_Exercise requirements_
Identify every line containing the word "敲成玉磬穿林响" and reproduce each one.

_Data for the task_
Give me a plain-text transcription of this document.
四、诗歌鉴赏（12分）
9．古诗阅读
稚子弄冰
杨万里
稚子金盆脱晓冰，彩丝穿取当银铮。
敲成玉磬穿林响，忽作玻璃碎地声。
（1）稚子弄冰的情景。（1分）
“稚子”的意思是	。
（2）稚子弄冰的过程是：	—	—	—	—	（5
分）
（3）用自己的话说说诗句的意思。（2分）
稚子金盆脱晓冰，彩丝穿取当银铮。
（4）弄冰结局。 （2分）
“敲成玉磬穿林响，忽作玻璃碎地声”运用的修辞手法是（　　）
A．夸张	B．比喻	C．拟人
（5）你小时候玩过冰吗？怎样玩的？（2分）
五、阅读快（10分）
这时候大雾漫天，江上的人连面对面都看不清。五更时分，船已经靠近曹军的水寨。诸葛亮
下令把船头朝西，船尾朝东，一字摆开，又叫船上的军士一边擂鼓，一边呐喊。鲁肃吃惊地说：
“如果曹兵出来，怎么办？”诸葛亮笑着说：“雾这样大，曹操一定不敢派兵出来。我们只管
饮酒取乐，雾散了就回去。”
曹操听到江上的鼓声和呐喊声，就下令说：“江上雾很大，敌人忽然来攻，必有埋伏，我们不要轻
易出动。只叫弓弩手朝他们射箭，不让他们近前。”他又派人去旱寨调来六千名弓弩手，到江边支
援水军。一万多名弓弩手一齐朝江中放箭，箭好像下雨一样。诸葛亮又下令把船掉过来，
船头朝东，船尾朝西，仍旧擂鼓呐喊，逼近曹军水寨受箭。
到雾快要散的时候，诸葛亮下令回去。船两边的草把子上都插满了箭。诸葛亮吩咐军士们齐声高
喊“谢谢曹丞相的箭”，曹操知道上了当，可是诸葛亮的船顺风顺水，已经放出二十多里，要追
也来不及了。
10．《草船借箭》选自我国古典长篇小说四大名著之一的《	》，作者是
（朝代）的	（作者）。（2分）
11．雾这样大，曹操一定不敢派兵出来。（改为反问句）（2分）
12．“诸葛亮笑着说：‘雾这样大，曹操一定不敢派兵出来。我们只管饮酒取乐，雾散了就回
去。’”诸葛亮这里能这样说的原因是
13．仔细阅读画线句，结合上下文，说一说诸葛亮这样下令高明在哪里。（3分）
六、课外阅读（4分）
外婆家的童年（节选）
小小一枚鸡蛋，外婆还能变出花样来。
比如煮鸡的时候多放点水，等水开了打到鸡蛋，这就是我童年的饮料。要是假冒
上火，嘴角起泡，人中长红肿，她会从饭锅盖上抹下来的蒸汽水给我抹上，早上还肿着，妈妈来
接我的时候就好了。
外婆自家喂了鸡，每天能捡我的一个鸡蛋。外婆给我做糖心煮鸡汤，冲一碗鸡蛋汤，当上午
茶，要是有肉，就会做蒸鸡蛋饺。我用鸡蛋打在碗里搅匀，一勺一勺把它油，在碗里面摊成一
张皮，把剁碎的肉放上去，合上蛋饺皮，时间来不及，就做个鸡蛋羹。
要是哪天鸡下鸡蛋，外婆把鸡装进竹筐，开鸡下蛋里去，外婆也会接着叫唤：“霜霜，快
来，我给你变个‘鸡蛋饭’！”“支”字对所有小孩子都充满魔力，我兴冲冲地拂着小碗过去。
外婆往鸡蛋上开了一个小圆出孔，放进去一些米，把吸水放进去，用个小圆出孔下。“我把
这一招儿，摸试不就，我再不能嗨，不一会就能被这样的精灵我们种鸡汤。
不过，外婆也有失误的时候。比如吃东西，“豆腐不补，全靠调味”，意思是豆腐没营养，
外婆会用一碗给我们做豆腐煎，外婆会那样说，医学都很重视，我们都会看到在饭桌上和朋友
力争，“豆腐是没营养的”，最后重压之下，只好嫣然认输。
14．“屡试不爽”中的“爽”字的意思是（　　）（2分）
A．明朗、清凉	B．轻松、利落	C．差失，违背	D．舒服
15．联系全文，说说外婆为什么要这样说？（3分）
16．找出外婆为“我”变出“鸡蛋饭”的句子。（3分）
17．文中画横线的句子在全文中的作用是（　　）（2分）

_The response_
敲成玉磬穿林响，忽作玻璃碎地声。
“敲成玉磬穿林响，忽作玻璃碎地声”运用的修辞手法是（　　）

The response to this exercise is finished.